_Problem_
Scan the data beneath this task and copy each line that includes "Snowfall".
━━━
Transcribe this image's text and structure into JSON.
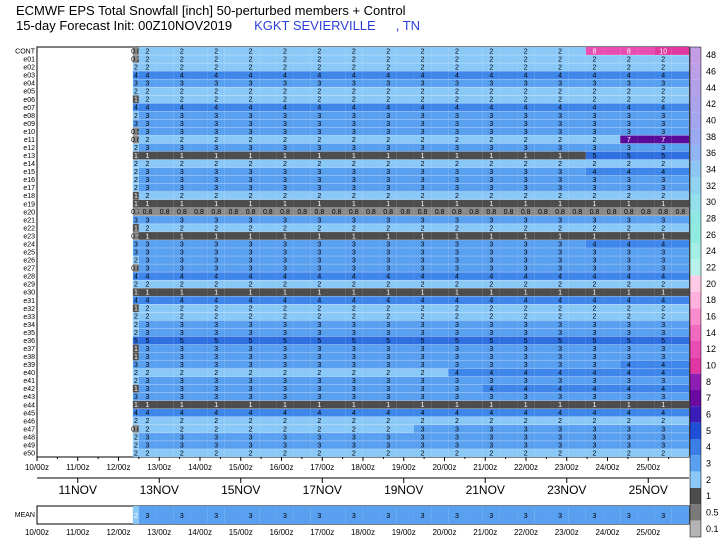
{
  "title": {
    "line1": "ECMWF EPS Total Snowfall [inch]  50-perturbed members + Control",
    "line2_prefix": "15-day Forecast Init: 00Z10NOV2019",
    "location": "KGKT SEVIERVILLE",
    "state": ", TN"
  },
  "chart_data": {
    "type": "heatmap",
    "title": "ECMWF EPS Total Snowfall [inch]  50-perturbed members + Control",
    "rows": [
      "CONT",
      "e01",
      "e02",
      "e03",
      "e04",
      "e05",
      "e06",
      "e07",
      "e08",
      "e09",
      "e10",
      "e11",
      "e12",
      "e13",
      "e14",
      "e15",
      "e16",
      "e17",
      "e18",
      "e19",
      "e20",
      "e21",
      "e22",
      "e23",
      "e24",
      "e25",
      "e26",
      "e27",
      "e28",
      "e29",
      "e30",
      "e31",
      "e32",
      "e33",
      "e34",
      "e35",
      "e36",
      "e37",
      "e38",
      "e39",
      "e40",
      "e41",
      "e42",
      "e43",
      "e44",
      "e45",
      "e46",
      "e47",
      "e48",
      "e49",
      "e50"
    ],
    "x_tick_labels": [
      "10/00z",
      "11/00z",
      "12/00z",
      "13/00z",
      "14/00z",
      "15/00z",
      "16/00z",
      "17/00z",
      "18/00z",
      "19/00z",
      "20/00z",
      "21/00z",
      "22/00z",
      "23/00z",
      "24/00z",
      "25/00z"
    ],
    "x_date_labels": [
      "11NOV",
      "13NOV",
      "15NOV",
      "17NOV",
      "19NOV",
      "21NOV",
      "23NOV",
      "25NOV"
    ],
    "n_steps": 32,
    "members": [
      {
        "name": "CONT",
        "start": 0.8,
        "segments": [
          [
            0,
            2
          ],
          [
            13,
            8
          ],
          [
            15,
            10
          ]
        ]
      },
      {
        "name": "e01",
        "start": 0.2,
        "segments": [
          [
            0,
            2
          ]
        ]
      },
      {
        "name": "e02",
        "start": 2,
        "segments": [
          [
            0,
            2
          ]
        ]
      },
      {
        "name": "e03",
        "start": 4,
        "segments": [
          [
            0,
            4
          ]
        ]
      },
      {
        "name": "e04",
        "start": 3,
        "segments": [
          [
            0,
            3
          ]
        ]
      },
      {
        "name": "e05",
        "start": 2,
        "segments": [
          [
            0,
            2
          ]
        ]
      },
      {
        "name": "e06",
        "start": 1,
        "segments": [
          [
            0,
            2
          ]
        ]
      },
      {
        "name": "e07",
        "start": 4,
        "segments": [
          [
            0,
            4
          ]
        ]
      },
      {
        "name": "e08",
        "start": 2,
        "segments": [
          [
            0,
            3
          ]
        ]
      },
      {
        "name": "e09",
        "start": 3,
        "segments": [
          [
            0,
            3
          ]
        ]
      },
      {
        "name": "e10",
        "start": 0.5,
        "segments": [
          [
            0,
            3
          ]
        ]
      },
      {
        "name": "e11",
        "start": 0.6,
        "segments": [
          [
            0,
            2
          ],
          [
            14,
            7
          ]
        ]
      },
      {
        "name": "e12",
        "start": 2,
        "segments": [
          [
            0,
            3
          ]
        ]
      },
      {
        "name": "e13",
        "start": 1,
        "segments": [
          [
            0,
            1
          ],
          [
            13,
            5
          ]
        ]
      },
      {
        "name": "e14",
        "start": 2,
        "segments": [
          [
            0,
            2
          ]
        ]
      },
      {
        "name": "e15",
        "start": 2,
        "segments": [
          [
            0,
            3
          ],
          [
            13,
            4
          ]
        ]
      },
      {
        "name": "e16",
        "start": 2,
        "segments": [
          [
            0,
            3
          ]
        ]
      },
      {
        "name": "e17",
        "start": 2,
        "segments": [
          [
            0,
            3
          ]
        ]
      },
      {
        "name": "e18",
        "start": 1,
        "segments": [
          [
            0,
            2
          ]
        ]
      },
      {
        "name": "e19",
        "start": 1,
        "segments": [
          [
            0,
            1
          ]
        ]
      },
      {
        "name": "e20",
        "start": 0.7,
        "segments": [
          [
            0,
            0.8
          ]
        ]
      },
      {
        "name": "e21",
        "start": 3,
        "segments": [
          [
            0,
            3
          ]
        ]
      },
      {
        "name": "e22",
        "start": 1,
        "segments": [
          [
            0,
            2
          ]
        ]
      },
      {
        "name": "e23",
        "start": 0.7,
        "segments": [
          [
            0,
            1
          ]
        ]
      },
      {
        "name": "e24",
        "start": 3,
        "segments": [
          [
            0,
            3
          ],
          [
            13,
            4
          ]
        ]
      },
      {
        "name": "e25",
        "start": 3,
        "segments": [
          [
            0,
            3
          ]
        ]
      },
      {
        "name": "e26",
        "start": 2,
        "segments": [
          [
            0,
            3
          ]
        ]
      },
      {
        "name": "e27",
        "start": 0.8,
        "segments": [
          [
            0,
            3
          ]
        ]
      },
      {
        "name": "e28",
        "start": 4,
        "segments": [
          [
            0,
            4
          ]
        ]
      },
      {
        "name": "e29",
        "start": 2,
        "segments": [
          [
            0,
            2
          ]
        ]
      },
      {
        "name": "e30",
        "start": 1,
        "segments": [
          [
            0,
            1
          ]
        ]
      },
      {
        "name": "e31",
        "start": 4,
        "segments": [
          [
            0,
            4
          ]
        ]
      },
      {
        "name": "e32",
        "start": 1.0,
        "segments": [
          [
            0,
            2
          ]
        ]
      },
      {
        "name": "e33",
        "start": 2,
        "segments": [
          [
            0,
            2
          ]
        ]
      },
      {
        "name": "e34",
        "start": 2,
        "segments": [
          [
            0,
            3
          ]
        ]
      },
      {
        "name": "e35",
        "start": 2,
        "segments": [
          [
            0,
            3
          ]
        ]
      },
      {
        "name": "e36",
        "start": 5,
        "segments": [
          [
            0,
            5
          ]
        ]
      },
      {
        "name": "e37",
        "start": 1,
        "segments": [
          [
            0,
            3
          ]
        ]
      },
      {
        "name": "e38",
        "start": 1,
        "segments": [
          [
            0,
            3
          ]
        ]
      },
      {
        "name": "e39",
        "start": 3,
        "segments": [
          [
            0,
            3
          ],
          [
            14,
            4
          ]
        ]
      },
      {
        "name": "e40",
        "start": 2,
        "segments": [
          [
            0,
            2
          ],
          [
            9,
            4
          ]
        ]
      },
      {
        "name": "e41",
        "start": 2,
        "segments": [
          [
            0,
            3
          ]
        ]
      },
      {
        "name": "e42",
        "start": 1,
        "segments": [
          [
            0,
            3
          ],
          [
            10,
            4
          ]
        ]
      },
      {
        "name": "e43",
        "start": 3,
        "segments": [
          [
            0,
            3
          ]
        ]
      },
      {
        "name": "e44",
        "start": 1,
        "segments": [
          [
            0,
            1
          ]
        ]
      },
      {
        "name": "e45",
        "start": 4,
        "segments": [
          [
            0,
            4
          ]
        ]
      },
      {
        "name": "e46",
        "start": 2,
        "segments": [
          [
            0,
            2
          ]
        ]
      },
      {
        "name": "e47",
        "start": 0.8,
        "segments": [
          [
            0,
            2
          ],
          [
            8,
            3
          ]
        ]
      },
      {
        "name": "e48",
        "start": 2,
        "segments": [
          [
            0,
            3
          ]
        ]
      },
      {
        "name": "e49",
        "start": 2,
        "segments": [
          [
            0,
            3
          ]
        ]
      },
      {
        "name": "e50",
        "start": 2,
        "segments": [
          [
            0,
            2
          ]
        ]
      }
    ],
    "mean": {
      "label": "MEAN",
      "start": 2,
      "value": 3
    },
    "colorbar": {
      "ticks": [
        48,
        46,
        44,
        42,
        40,
        38,
        36,
        34,
        32,
        30,
        28,
        26,
        24,
        22,
        20,
        18,
        16,
        14,
        12,
        10,
        8,
        7,
        6,
        5,
        4,
        3,
        2,
        1,
        0.5,
        0.1
      ],
      "colors": [
        "#c39ee6",
        "#bba0e8",
        "#b3a2ea",
        "#aba4ec",
        "#a3a6ee",
        "#9aa9f0",
        "#91b4f2",
        "#8cc4f2",
        "#8fd3f0",
        "#93e0ec",
        "#8fe8e4",
        "#90ece0",
        "#a4eee5",
        "#b8f0ea",
        "#ffcae6",
        "#ffb0dc",
        "#f98ccd",
        "#f06bbf",
        "#e84db1",
        "#e036a4",
        "#8d1fb5",
        "#6a0aa0",
        "#3a1cb8",
        "#1f4fd6",
        "#3b7ee6",
        "#5aa0f0",
        "#8ac8f8",
        "#4d4d4d",
        "#7a7a7a",
        "#b4b4b4"
      ]
    }
  }
}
━━━
_Response below_
    "line1": "ECMWF EPS Total Snowfall [inch]  50-perturbed members + Control",
    "title": "ECMWF EPS Total Snowfall [inch]  50-perturbed members + Control",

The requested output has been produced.